YOUR GOAL
Retype each entry below exactly as it stands.

DATASET RECORDS
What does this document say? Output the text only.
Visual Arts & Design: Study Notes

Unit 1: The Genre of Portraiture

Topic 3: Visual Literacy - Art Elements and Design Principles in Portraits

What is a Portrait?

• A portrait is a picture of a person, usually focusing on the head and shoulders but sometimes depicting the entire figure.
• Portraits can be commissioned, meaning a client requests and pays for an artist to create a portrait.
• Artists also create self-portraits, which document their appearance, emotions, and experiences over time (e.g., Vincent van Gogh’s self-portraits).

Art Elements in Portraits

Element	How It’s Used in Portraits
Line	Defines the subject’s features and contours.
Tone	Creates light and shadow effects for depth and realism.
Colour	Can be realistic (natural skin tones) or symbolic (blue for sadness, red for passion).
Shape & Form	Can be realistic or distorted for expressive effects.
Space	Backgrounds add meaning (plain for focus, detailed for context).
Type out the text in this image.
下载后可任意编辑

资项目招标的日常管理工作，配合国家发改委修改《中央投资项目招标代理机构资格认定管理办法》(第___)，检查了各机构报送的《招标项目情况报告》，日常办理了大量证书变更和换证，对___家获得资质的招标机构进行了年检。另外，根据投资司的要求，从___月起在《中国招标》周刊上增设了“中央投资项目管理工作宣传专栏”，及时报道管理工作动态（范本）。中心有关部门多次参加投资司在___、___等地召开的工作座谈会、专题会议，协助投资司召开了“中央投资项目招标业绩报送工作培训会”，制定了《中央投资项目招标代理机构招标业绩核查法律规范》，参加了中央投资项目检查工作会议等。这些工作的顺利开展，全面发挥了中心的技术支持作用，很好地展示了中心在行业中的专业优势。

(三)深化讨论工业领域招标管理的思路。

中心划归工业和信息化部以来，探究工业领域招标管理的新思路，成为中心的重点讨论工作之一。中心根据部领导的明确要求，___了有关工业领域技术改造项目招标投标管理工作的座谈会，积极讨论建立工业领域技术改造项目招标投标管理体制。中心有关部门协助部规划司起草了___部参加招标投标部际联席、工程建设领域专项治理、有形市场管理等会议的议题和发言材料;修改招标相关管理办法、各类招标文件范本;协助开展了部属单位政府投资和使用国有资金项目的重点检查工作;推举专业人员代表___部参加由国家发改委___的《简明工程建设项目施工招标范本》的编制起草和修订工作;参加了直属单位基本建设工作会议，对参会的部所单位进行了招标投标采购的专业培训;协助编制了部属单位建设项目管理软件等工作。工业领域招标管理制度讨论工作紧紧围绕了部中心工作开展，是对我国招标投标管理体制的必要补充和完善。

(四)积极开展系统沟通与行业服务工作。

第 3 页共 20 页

EXERCISE OUTPUT
What does this document say? Output the text only.
Visual Arts & Design: Study Notes

Unit 1: The Genre of Portraiture

Topic 3: Visual Literacy - Art Elements and Design Principles in Portraits

What is a Portrait?

• A portrait is a picture of a person, usually focusing on the head and shoulders but sometimes depicting the entire figure.
• Portraits can be commissioned, meaning a client requests and pays for an artist to create a portrait.
• Artists also create self-portraits, which document their appearance, emotions, and experiences over time (e.g., Vincent van Gogh’s self-portraits).

Art Elements in Portraits

Element	How It’s Used in Portraits
Line	Defines the subject’s features and contours.
Tone	Creates light and shadow effects for depth and realism.
Colour	Can be realistic (natural skin tones) or symbolic (blue for sadness, red for passion).
Shape & Form	Can be realistic or distorted for expressive effects.
Space	Backgrounds add meaning (plain for focus, detailed for context).
Type out the text in this image.
下载后可任意编辑

资项目招标的日常管理工作，配合国家发改委修改《中央投资项目招标代理机构资格认定管理办法》(第___)，检查了各机构报送的《招标项目情况报告》，日常办理了大量证书变更和换证，对___家获得资质的招标机构进行了年检。另外，根据投资司的要求，从___月起在《中国招标》周刊上增设了“中央投资项目管理工作宣传专栏”，及时报道管理工作动态（范本）。中心有关部门多次参加投资司在___、___等地召开的工作座谈会、专题会议，协助投资司召开了“中央投资项目招标业绩报送工作培训会”，制定了《中央投资项目招标代理机构招标业绩核查法律规范》，参加了中央投资项目检查工作会议等。这些工作的顺利开展，全面发挥了中心的技术支持作用，很好地展示了中心在行业中的专业优势。

(三)深化讨论工业领域招标管理的思路。

中心划归工业和信息化部以来，探究工业领域招标管理的新思路，成为中心的重点讨论工作之一。中心根据部领导的明确要求，___了有关工业领域技术改造项目招标投标管理工作的座谈会，积极讨论建立工业领域技术改造项目招标投标管理体制。中心有关部门协助部规划司起草了___部参加招标投标部际联席、工程建设领域专项治理、有形市场管理等会议的议题和发言材料;修改招标相关管理办法、各类招标文件范本;协助开展了部属单位政府投资和使用国有资金项目的重点检查工作;推举专业人员代表___部参加由国家发改委___的《简明工程建设项目施工招标范本》的编制起草和修订工作;参加了直属单位基本建设工作会议，对参会的部所单位进行了招标投标采购的专业培训;协助编制了部属单位建设项目管理软件等工作。工业领域招标管理制度讨论工作紧紧围绕了部中心工作开展，是对我国招标投标管理体制的必要补充和完善。

(四)积极开展系统沟通与行业服务工作。

第 3 页共 20 页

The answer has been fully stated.